**Data records**
---

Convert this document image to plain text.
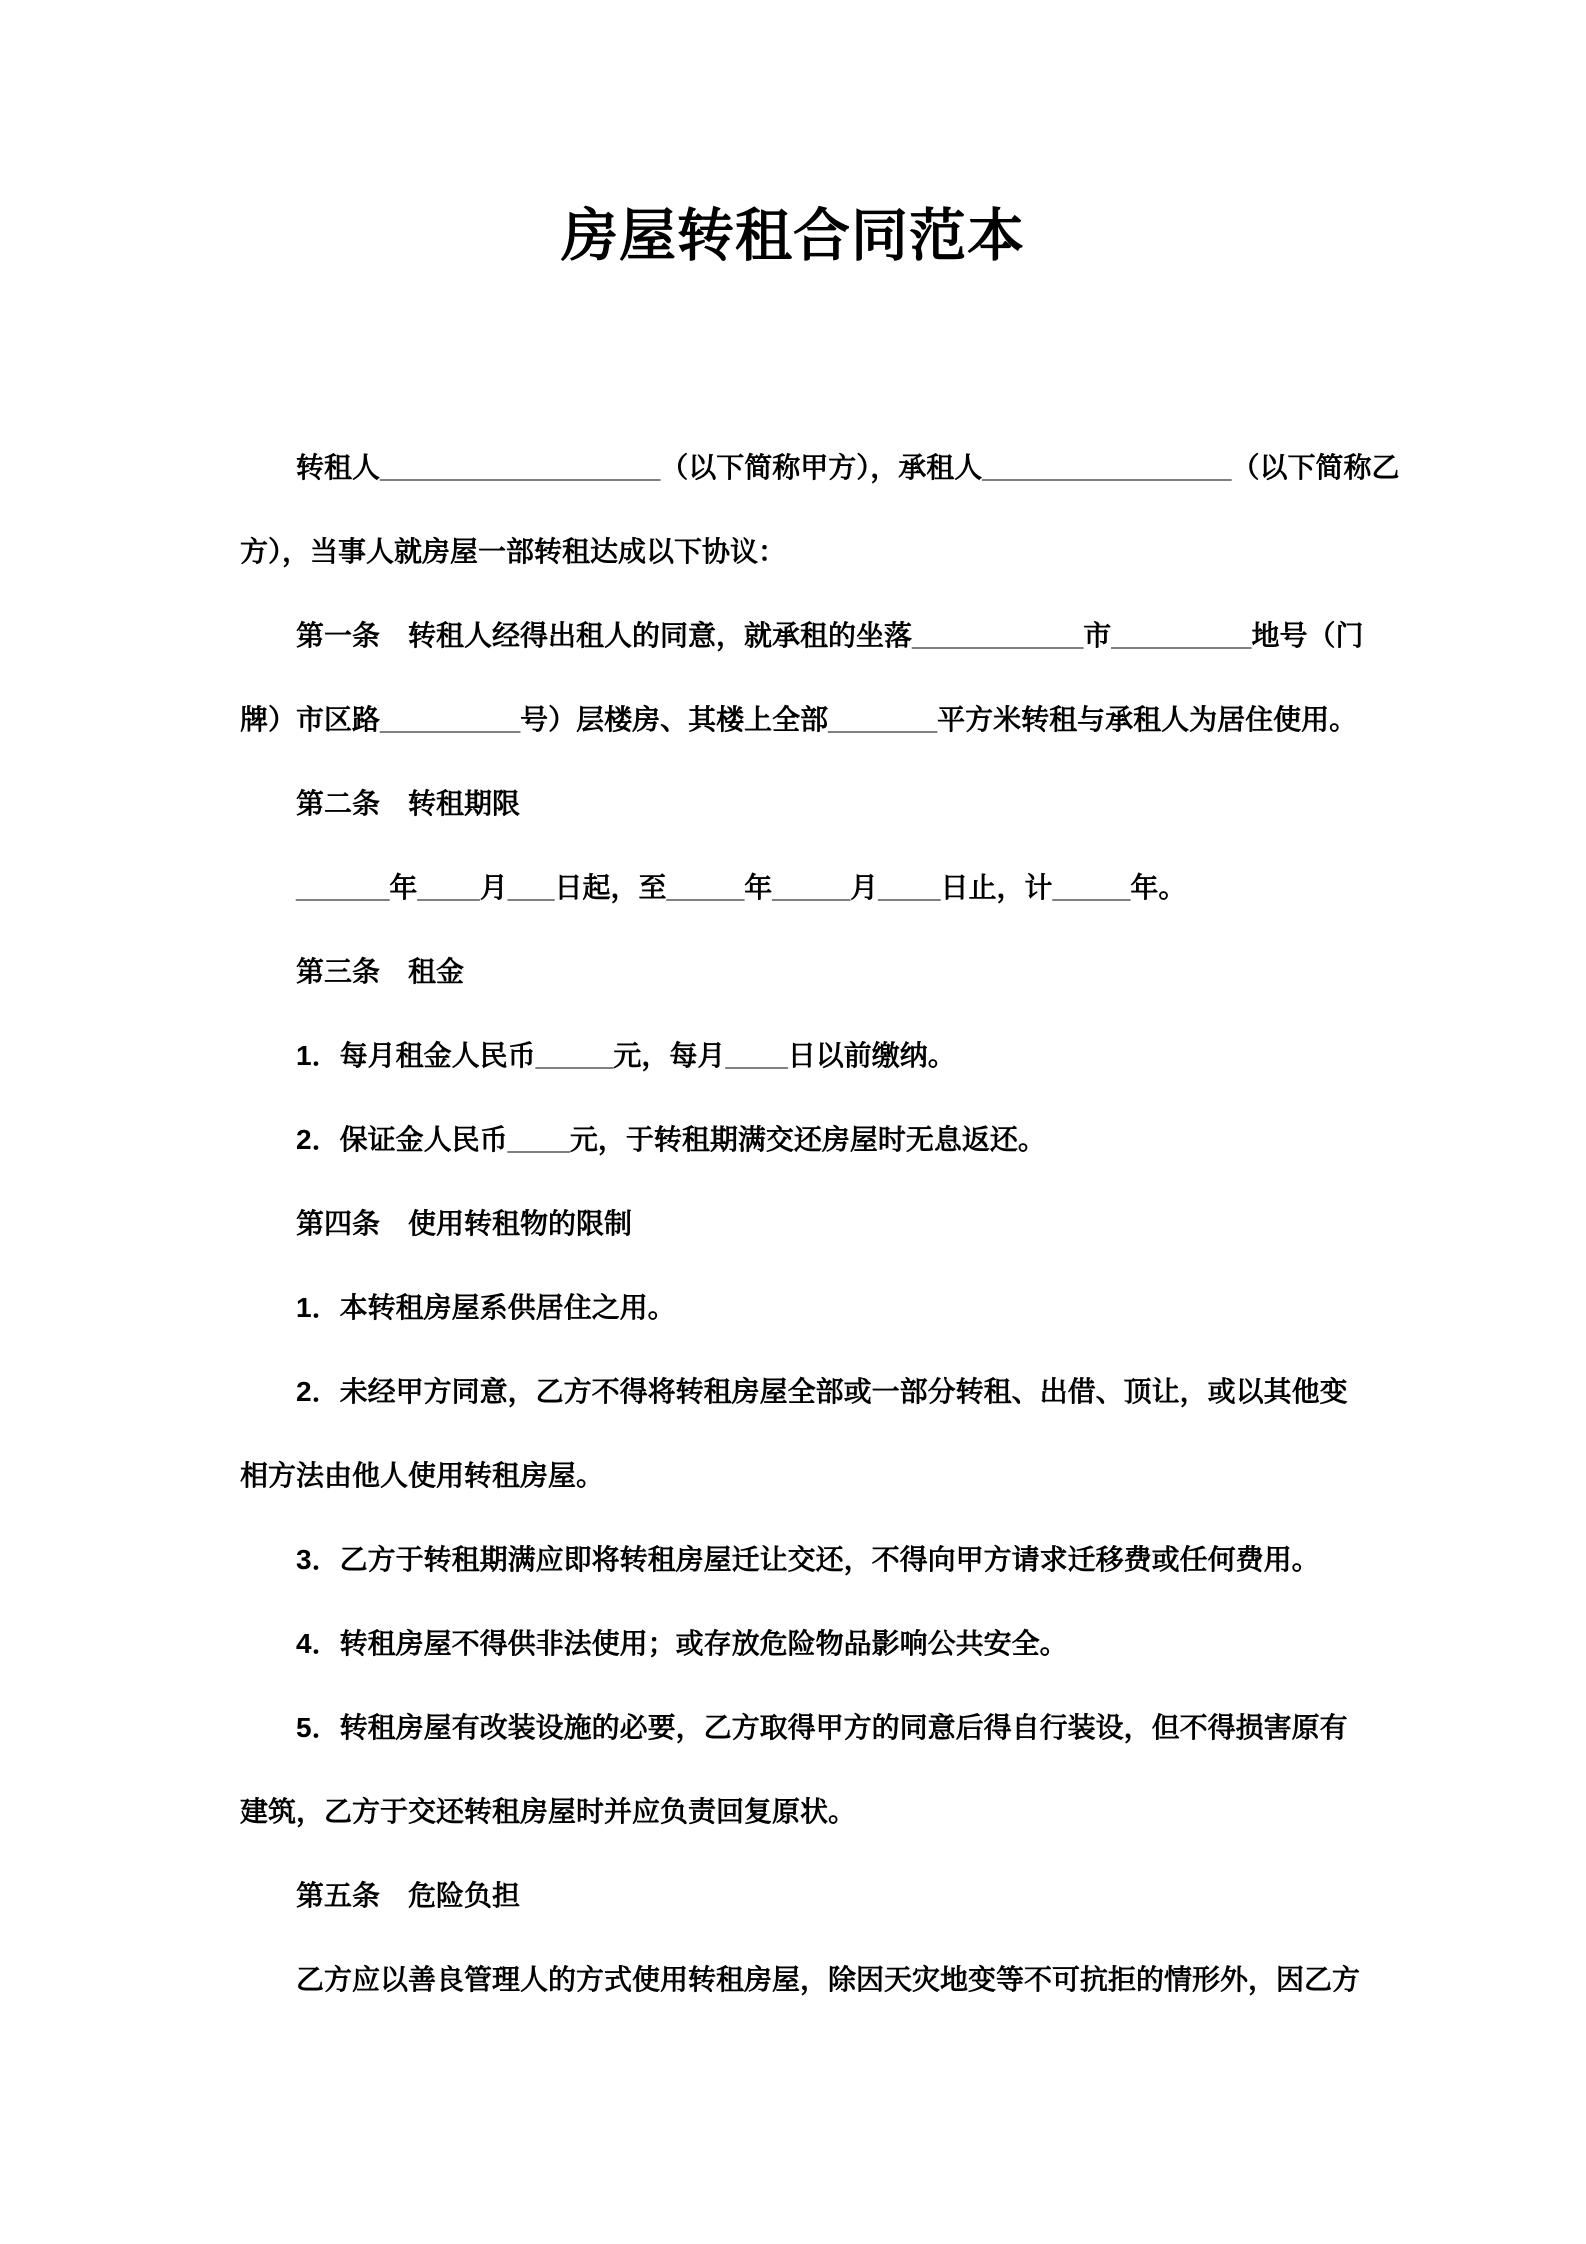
房屋转租合同范本
转租人__________________（以下简称甲方），承租人________________（以下简称乙
方），当事人就房屋一部转租达成以下协议：
第一条　转租人经得出租人的同意，就承租的坐落___________市_________地号（门
牌）市区路_________号）层楼房、其楼上全部_______平方米转租与承租人为居住使用。
第二条　转租期限
______年____月___日起，至_____年_____月____日止，计_____年。
第三条　租金
1．每月租金人民币_____元，每月____日以前缴纳。
2．保证金人民币____元，于转租期满交还房屋时无息返还。
第四条　使用转租物的限制
1．本转租房屋系供居住之用。
2．未经甲方同意，乙方不得将转租房屋全部或一部分转租、出借、顶让，或以其他变
相方法由他人使用转租房屋。
3．乙方于转租期满应即将转租房屋迁让交还，不得向甲方请求迁移费或任何费用。
4．转租房屋不得供非法使用；或存放危险物品影响公共安全。
5．转租房屋有改装设施的必要，乙方取得甲方的同意后得自行装设，但不得损害原有
建筑，乙方于交还转租房屋时并应负责回复原状。
第五条　危险负担
乙方应以善良管理人的方式使用转租房屋，除因天灾地变等不可抗拒的情形外，因乙方
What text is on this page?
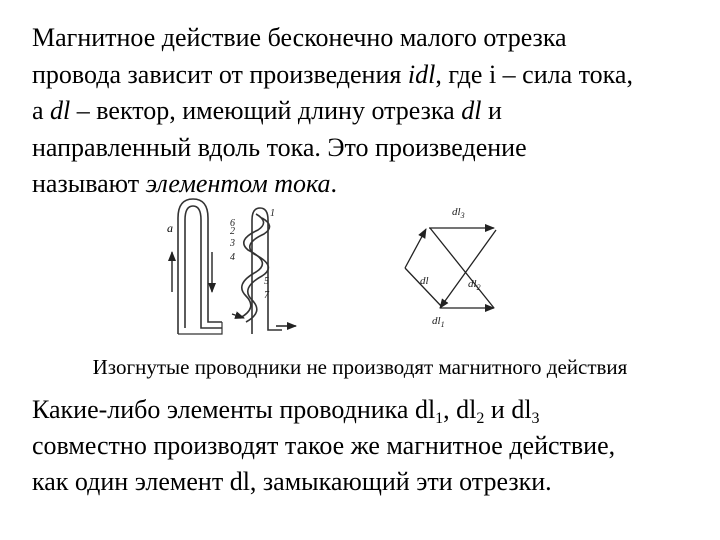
Магнитное действие бесконечно малого отрезка
провода зависит от произведения idl, где i – сила тока,
а dl – вектор, имеющий длину отрезка dl и
направленный вдоль тока. Это произведение
называют элементом тока.
a
1
2
3
4
5
6
7
$dl_3$
dl	$dl_2$
$dl_1$
Изогнутые проводники не производят магнитного действия
Какие-либо элементы проводника $dl_1$, $dl_2$ и $dl_3$
совместно производят такое же магнитное действие,
как один элемент dl, замыкающий эти отрезки.
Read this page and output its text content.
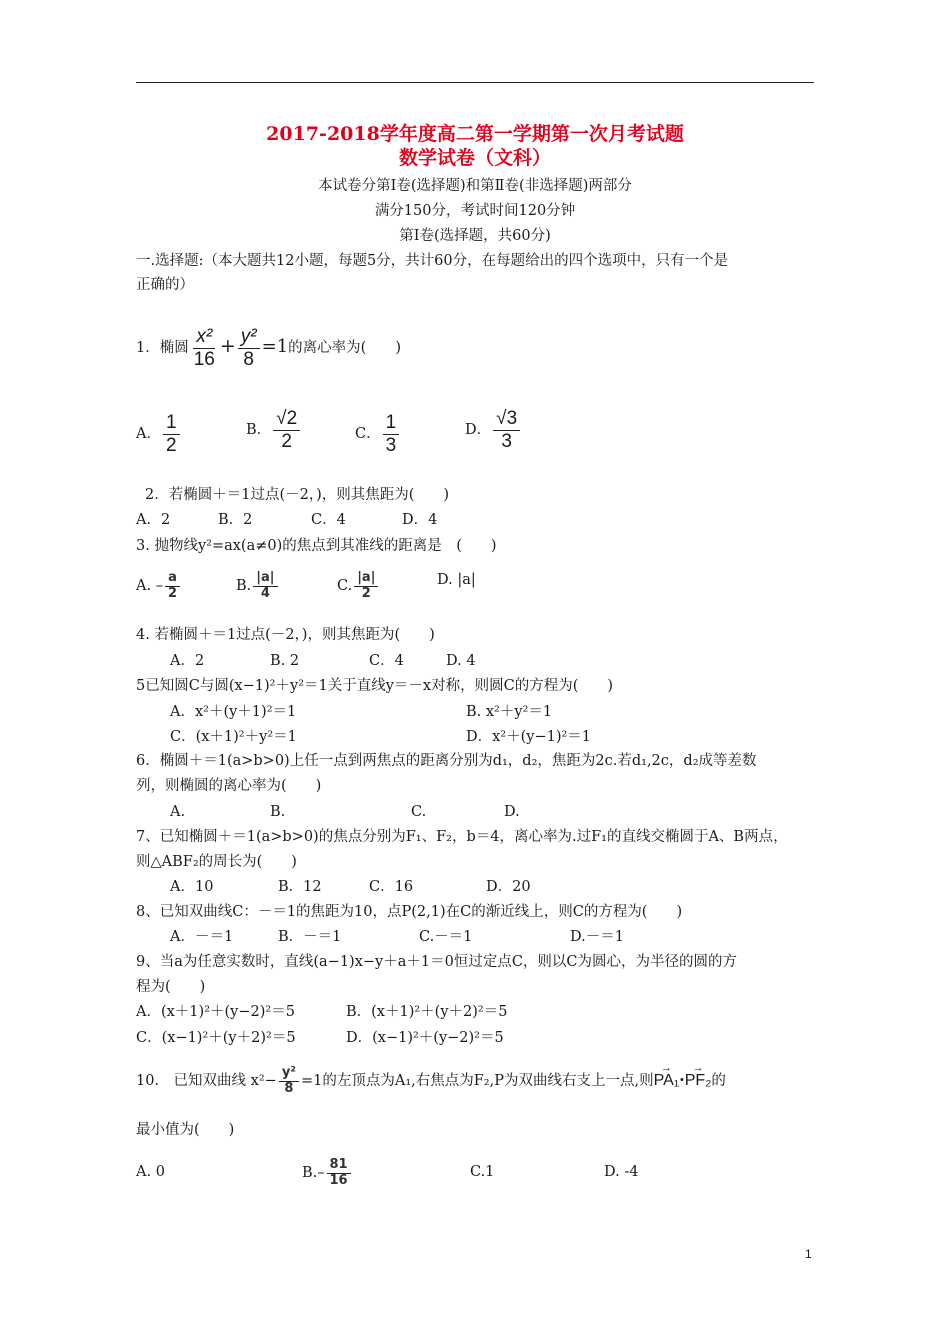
2017-2018学年度高二第一学期第一次月考试题
数学试卷（文科）
本试卷分第Ⅰ卷(选择题)和第Ⅱ卷(非选择题)两部分
满分150分，考试时间120分钟
第Ⅰ卷(选择题，共60分)
一.选择题:（本大题共12小题，每题5分，共计60分，在每题给出的四个选项中，只有一个是
正确的）
1．椭圆 $\frac{\text{x²}}{16} + \frac{\text{y²}}{8} =1$的离心率为(　　)
A． $\frac{1}{2}$	B． $\frac{√2}{2}$	C． $\frac{1}{3}$	D． $\frac{√3}{3}$
2．若椭圆＋＝1过点(－2，)，则其焦距为(　　)
A．2	B．2	C．4	D．4
3. 抛物线y²=ax(a≠0)的焦点到其准线的距离是　(　　)
A. – $\frac{a}{2}$	B. $\frac{|a|}{4}$	C. $\frac{|a|}{2}$	D. |a|
4. 若椭圆＋＝1过点(－2，)，则其焦距为(　　)
A．2	B. 2	C．4	D. 4
5已知圆C与圆(x−1)²＋y²＝1关于直线y＝－x对称，则圆C的方程为(　　)
A．x²＋(y＋1)²＝1	B. x²＋y²＝1
C．(x＋1)²＋y²＝1	D．x²＋(y−1)²＝1
6．椭圆＋＝1(a>b>0)上任一点到两焦点的距离分别为d₁，d₂，焦距为2c.若d₁,2c，d₂成等差数
列，则椭圆的离心率为(　　)
A.	B.	C.	D.
7、已知椭圆＋＝1(a>b>0)的焦点分别为F₁、F₂，b＝4，离心率为.过F₁的直线交椭圆于A、B两点，
则△ABF₂的周长为(　　)
A．10	B．12	C．16	D．20
8、已知双曲线C：－＝1的焦距为10，点P(2,1)在C的渐近线上，则C的方程为(　　)
A．－＝1	B．－＝1	C.－＝1	D.－＝1
9、当a为任意实数时，直线(a−1)x−y＋a＋1＝0恒过定点C，则以C为圆心，为半径的圆的方
程为(　　)
A．(x＋1)²＋(y−2)²＝5	B．(x＋1)²＋(y＋2)²＝5
C．(x−1)²＋(y＋2)²＝5	D．(x−1)²＋(y−2)²＝5
10.　已知双曲线 $x^2- \frac{\text{y²}}{8} =1$的左顶点为A₁,右焦点为F₂,P为双曲线右支上一点,则→ PA₁·→ PF₂的
最小值为(　　)
A. 0	$B.- \frac{81}{16}$	C.1	D. -4
1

---

**Exercise**
Report the number of lines containing the string "производят" and add nothing to it.

**Correct answer**
2